- [Written exercise]:
List all lines of the data containing the word "Letter".

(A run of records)
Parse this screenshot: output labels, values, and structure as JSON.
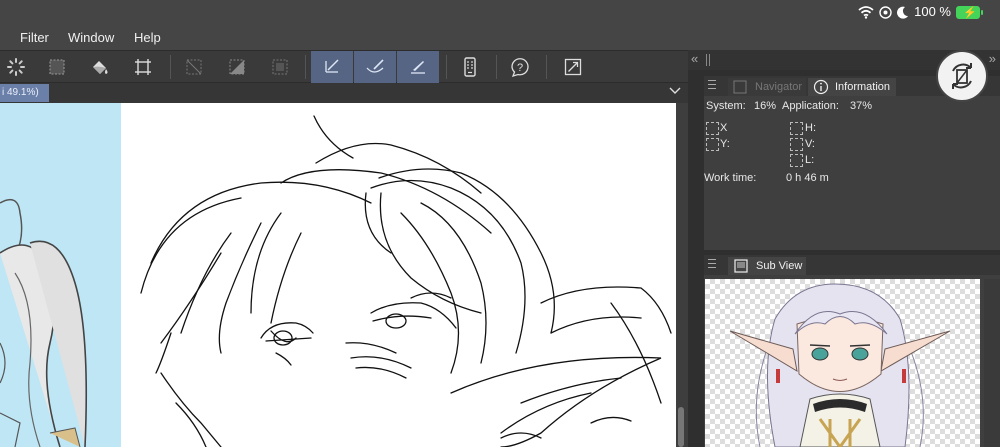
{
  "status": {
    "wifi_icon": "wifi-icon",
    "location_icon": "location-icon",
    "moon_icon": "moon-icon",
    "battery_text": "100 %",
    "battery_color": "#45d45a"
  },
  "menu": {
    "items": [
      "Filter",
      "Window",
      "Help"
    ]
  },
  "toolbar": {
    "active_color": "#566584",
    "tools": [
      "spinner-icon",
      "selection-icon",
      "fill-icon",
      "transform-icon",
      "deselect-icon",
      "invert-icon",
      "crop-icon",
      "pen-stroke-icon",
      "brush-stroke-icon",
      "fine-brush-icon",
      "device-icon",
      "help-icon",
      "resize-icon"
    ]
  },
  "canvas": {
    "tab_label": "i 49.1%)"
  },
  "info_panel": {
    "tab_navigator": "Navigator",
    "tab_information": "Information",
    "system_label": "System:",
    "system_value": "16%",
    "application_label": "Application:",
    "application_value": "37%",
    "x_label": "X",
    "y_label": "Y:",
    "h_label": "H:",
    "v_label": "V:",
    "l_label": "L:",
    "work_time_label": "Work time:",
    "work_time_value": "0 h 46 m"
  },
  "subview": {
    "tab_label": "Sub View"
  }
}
==
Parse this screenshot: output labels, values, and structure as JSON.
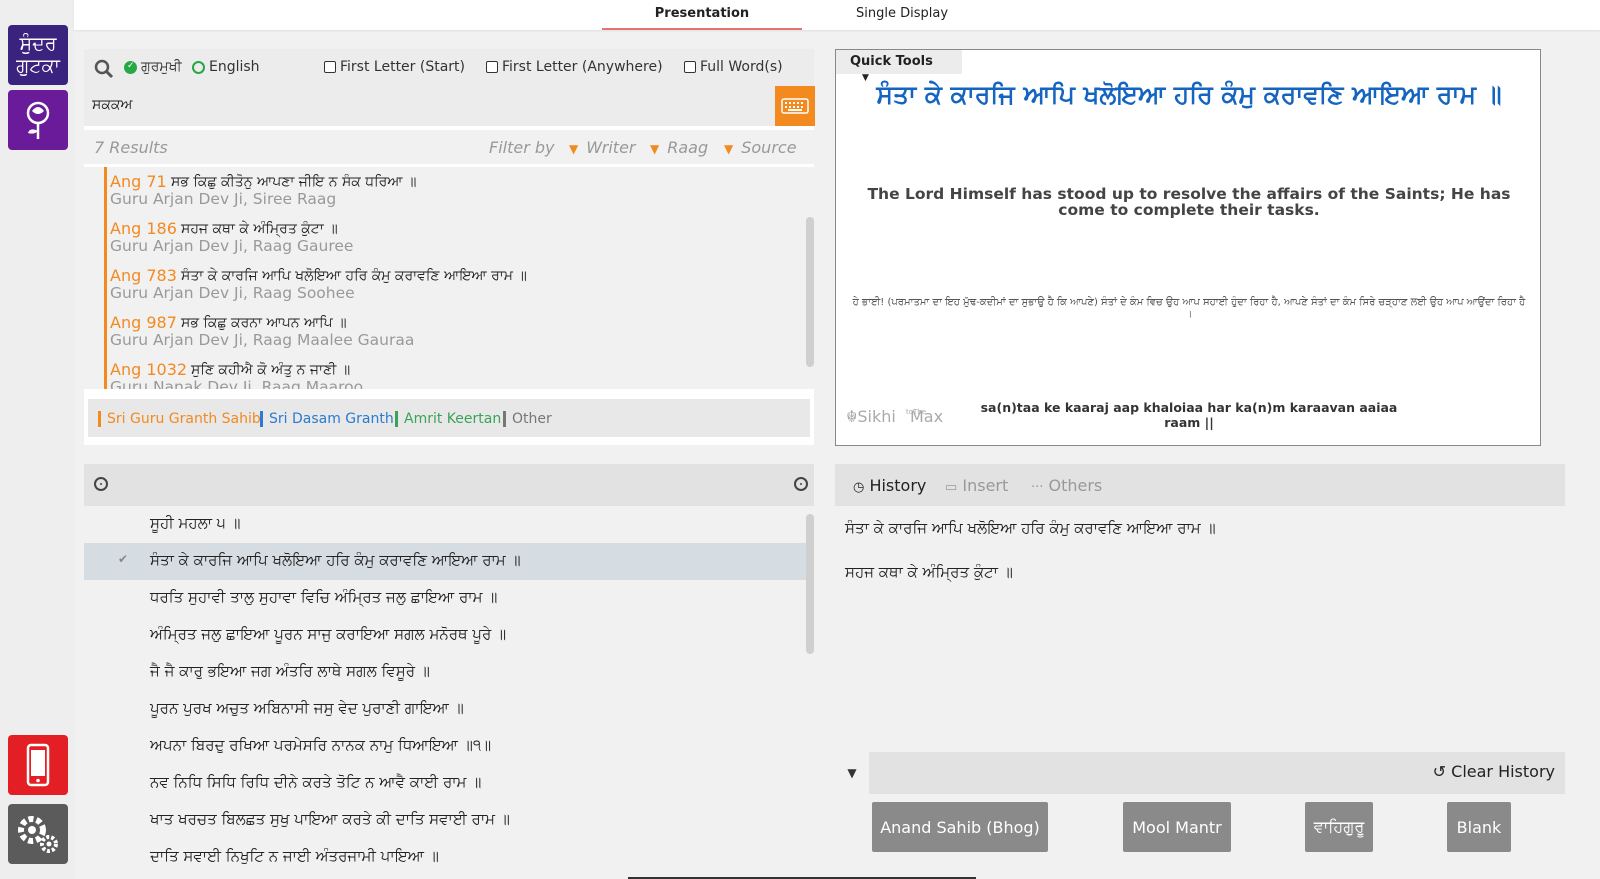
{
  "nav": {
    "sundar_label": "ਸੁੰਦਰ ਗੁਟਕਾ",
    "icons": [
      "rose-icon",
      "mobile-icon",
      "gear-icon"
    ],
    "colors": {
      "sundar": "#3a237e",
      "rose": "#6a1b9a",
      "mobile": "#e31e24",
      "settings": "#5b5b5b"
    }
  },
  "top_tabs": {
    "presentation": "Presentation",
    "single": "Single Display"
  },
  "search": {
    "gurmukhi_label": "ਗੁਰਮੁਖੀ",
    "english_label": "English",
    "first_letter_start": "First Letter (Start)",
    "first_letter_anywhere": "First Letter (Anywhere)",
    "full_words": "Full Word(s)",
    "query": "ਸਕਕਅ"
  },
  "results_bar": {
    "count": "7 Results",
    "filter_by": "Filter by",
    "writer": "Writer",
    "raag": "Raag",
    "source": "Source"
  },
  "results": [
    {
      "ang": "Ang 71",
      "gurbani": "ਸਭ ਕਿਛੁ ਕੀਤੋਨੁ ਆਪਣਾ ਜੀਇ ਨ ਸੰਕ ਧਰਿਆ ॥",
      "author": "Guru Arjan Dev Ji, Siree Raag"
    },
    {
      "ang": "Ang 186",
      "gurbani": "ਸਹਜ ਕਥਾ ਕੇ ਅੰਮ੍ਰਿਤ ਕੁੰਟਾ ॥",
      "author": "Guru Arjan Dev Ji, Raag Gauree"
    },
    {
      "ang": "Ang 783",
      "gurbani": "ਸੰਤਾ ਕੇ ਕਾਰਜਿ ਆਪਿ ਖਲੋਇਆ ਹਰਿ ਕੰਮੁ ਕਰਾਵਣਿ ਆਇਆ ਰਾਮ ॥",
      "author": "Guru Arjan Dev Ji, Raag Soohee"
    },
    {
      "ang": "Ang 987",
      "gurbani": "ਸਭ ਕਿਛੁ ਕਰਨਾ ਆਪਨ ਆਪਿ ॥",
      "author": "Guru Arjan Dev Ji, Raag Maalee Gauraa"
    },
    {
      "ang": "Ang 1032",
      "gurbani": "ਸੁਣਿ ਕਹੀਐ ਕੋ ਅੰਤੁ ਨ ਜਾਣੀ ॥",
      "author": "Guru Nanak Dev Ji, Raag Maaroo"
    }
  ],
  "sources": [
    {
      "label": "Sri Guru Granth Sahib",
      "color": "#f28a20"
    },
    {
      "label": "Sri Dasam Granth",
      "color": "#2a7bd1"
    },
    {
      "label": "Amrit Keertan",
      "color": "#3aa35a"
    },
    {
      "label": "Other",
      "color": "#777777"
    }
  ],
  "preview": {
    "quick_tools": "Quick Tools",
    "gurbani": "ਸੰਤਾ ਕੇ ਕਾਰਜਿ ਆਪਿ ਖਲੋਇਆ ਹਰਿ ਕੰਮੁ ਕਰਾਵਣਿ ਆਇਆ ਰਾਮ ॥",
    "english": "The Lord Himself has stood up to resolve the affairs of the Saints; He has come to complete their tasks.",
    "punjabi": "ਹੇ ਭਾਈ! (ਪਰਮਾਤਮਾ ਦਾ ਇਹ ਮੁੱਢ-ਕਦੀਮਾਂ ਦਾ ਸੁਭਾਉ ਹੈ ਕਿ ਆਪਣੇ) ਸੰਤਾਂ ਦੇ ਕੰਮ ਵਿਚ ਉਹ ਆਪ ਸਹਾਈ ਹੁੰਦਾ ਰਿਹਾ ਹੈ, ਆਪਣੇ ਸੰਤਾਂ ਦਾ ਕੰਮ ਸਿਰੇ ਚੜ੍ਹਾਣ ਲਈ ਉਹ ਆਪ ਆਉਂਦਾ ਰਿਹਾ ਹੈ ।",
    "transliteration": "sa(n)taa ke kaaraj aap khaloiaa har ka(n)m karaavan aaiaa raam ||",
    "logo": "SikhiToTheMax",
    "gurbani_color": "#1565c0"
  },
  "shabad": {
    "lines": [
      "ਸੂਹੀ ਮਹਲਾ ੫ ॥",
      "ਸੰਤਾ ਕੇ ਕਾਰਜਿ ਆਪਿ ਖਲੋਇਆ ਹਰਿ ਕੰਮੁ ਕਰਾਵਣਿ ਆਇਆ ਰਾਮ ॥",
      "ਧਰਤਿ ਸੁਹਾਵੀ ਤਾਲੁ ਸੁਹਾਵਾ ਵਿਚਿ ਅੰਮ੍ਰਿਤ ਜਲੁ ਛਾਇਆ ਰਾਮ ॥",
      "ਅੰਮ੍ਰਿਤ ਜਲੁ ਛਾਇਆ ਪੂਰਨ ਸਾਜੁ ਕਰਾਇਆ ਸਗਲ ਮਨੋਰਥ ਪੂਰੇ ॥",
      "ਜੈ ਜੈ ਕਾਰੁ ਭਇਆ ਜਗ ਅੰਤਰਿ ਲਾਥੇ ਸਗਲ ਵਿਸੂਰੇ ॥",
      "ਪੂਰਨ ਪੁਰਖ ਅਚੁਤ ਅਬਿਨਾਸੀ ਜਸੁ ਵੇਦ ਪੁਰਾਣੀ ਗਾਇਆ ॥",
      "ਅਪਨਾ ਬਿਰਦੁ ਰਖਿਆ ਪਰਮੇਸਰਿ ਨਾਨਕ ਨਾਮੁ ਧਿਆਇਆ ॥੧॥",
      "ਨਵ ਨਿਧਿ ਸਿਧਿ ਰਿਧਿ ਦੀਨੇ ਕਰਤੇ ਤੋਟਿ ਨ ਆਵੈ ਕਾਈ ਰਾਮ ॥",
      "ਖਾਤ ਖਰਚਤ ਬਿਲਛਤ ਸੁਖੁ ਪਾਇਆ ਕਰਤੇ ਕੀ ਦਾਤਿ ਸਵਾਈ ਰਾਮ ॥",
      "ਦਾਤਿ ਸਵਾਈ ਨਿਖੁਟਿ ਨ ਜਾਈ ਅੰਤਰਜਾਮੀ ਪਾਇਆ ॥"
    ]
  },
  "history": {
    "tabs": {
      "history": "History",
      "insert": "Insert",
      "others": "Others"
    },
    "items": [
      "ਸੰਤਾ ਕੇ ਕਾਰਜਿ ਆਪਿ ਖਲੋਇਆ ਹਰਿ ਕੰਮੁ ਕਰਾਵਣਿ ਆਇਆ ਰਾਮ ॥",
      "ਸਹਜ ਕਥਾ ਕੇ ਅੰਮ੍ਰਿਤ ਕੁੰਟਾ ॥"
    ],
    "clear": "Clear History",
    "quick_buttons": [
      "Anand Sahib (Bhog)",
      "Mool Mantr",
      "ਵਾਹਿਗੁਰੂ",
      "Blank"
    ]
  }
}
---
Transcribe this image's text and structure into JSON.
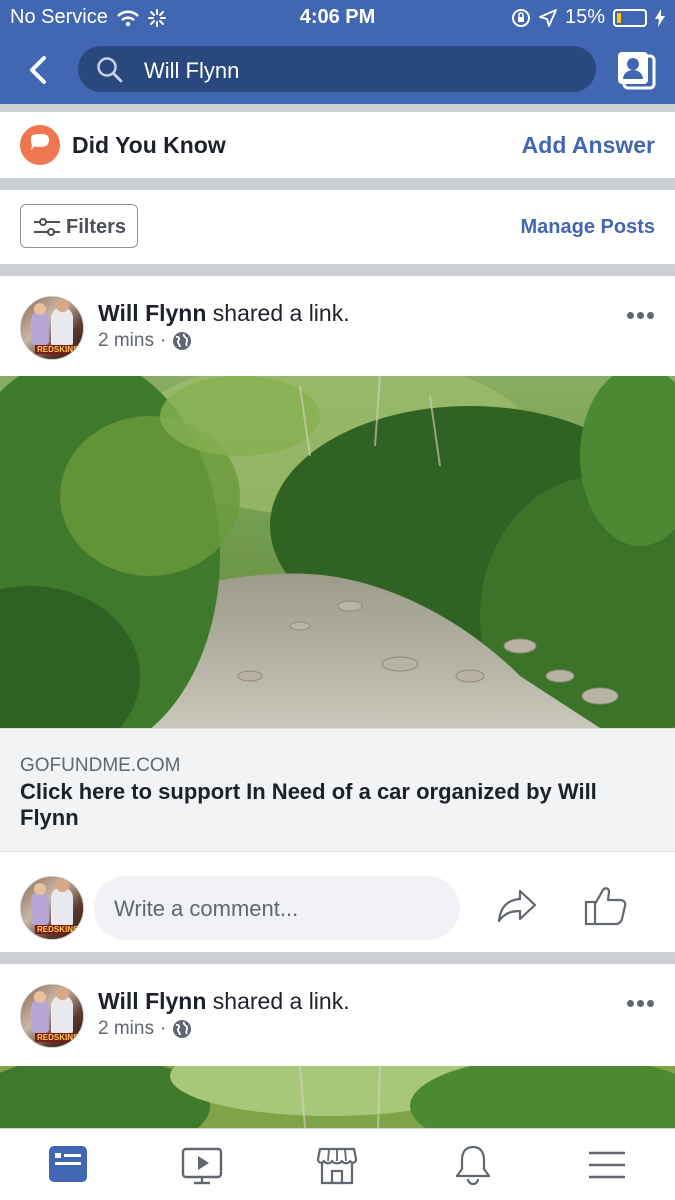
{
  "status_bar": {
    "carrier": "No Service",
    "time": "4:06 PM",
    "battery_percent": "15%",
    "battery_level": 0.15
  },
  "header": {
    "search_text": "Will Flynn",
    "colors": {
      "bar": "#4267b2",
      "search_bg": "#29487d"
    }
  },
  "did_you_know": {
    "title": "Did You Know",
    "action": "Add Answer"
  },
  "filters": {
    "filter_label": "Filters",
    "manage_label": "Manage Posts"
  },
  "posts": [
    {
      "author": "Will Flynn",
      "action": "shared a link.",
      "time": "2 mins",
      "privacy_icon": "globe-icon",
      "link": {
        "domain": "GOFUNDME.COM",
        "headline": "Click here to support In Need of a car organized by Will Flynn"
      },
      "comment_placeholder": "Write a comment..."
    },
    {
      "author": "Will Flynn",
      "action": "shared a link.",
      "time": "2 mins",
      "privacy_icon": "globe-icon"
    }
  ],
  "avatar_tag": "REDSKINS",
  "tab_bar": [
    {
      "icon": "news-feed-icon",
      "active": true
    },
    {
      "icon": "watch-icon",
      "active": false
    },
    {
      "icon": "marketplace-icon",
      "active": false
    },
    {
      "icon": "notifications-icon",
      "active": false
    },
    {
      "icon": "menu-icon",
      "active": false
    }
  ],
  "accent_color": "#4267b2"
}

- [Solved problem]:
    "first_letter_start": "First Letter (Start)",
    "first_letter_anywhere": "First Letter (Anywhere)",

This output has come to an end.